Pick out all lines in the listing holding the string "Carry" and copy them.
····················
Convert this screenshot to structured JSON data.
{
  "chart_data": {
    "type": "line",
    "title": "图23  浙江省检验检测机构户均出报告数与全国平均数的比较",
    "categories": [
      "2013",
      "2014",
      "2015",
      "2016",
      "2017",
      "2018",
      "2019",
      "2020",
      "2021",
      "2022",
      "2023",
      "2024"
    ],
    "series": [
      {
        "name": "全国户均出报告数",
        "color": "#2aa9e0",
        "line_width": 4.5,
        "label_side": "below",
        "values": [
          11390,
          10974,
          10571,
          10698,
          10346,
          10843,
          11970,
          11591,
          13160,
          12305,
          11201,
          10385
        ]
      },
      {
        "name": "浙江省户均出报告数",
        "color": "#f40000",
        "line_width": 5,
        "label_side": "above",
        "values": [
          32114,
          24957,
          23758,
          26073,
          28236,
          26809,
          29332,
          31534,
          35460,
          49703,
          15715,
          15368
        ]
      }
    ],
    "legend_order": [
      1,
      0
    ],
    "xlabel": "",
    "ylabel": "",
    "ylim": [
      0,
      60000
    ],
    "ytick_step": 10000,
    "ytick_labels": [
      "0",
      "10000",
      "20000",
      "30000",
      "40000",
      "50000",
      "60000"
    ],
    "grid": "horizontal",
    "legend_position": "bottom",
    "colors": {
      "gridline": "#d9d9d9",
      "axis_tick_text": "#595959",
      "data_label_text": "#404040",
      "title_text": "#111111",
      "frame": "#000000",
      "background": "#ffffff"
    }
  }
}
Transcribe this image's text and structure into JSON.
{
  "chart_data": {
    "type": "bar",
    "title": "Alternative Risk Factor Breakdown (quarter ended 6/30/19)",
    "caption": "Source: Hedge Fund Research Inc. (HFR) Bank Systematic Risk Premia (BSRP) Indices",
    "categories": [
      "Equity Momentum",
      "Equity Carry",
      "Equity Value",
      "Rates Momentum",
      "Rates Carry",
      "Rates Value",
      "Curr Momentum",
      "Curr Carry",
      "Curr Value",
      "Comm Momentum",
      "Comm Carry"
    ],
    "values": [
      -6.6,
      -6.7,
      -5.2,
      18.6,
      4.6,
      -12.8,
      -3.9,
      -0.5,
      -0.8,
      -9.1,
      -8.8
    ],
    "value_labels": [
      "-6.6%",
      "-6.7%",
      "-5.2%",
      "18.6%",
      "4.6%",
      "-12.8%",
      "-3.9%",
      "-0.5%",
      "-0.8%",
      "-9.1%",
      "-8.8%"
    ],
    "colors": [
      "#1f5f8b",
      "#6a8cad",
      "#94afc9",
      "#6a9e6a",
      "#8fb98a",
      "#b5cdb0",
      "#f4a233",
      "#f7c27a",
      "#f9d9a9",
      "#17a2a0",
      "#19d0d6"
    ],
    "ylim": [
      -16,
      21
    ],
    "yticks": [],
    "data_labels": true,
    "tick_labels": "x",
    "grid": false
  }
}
····················
- **Response to this exercise**
      "Equity Carry",
      "Rates Carry",
      "Curr Carry",
      "Comm Carry"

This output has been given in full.